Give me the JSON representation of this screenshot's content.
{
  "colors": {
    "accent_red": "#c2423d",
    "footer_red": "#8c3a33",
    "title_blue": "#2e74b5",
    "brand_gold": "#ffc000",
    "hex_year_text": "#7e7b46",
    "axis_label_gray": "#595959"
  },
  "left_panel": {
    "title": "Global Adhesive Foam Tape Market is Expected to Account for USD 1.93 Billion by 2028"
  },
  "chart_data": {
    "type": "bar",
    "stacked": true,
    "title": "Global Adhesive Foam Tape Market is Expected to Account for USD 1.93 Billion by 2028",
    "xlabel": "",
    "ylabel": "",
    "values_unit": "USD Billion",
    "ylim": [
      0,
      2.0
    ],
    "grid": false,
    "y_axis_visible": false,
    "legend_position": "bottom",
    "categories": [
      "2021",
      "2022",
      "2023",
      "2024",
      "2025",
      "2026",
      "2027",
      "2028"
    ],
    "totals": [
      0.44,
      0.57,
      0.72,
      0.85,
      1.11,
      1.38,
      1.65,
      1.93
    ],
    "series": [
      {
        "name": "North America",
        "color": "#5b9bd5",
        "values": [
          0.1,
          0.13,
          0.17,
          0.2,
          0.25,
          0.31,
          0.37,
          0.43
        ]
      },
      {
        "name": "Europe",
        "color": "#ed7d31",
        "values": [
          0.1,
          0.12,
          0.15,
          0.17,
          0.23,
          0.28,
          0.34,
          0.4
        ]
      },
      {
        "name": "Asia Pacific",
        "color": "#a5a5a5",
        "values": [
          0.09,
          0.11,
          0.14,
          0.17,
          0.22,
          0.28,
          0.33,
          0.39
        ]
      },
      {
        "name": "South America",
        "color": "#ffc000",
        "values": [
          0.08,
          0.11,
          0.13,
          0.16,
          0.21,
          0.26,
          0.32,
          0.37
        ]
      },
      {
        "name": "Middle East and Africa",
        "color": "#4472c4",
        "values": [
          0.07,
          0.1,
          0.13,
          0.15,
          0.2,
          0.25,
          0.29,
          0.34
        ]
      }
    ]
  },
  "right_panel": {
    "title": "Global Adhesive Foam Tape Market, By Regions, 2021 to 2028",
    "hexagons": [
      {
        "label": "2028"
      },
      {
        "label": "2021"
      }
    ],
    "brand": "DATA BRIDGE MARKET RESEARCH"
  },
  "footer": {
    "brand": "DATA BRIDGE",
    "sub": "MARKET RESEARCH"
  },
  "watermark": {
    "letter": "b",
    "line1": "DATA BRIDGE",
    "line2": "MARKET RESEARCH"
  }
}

• [YOUR OBJECTIVE]: Say how many lines in the records contain the string "BRIDGE", and say nothing else.

• [TASK OUTPUT]: 3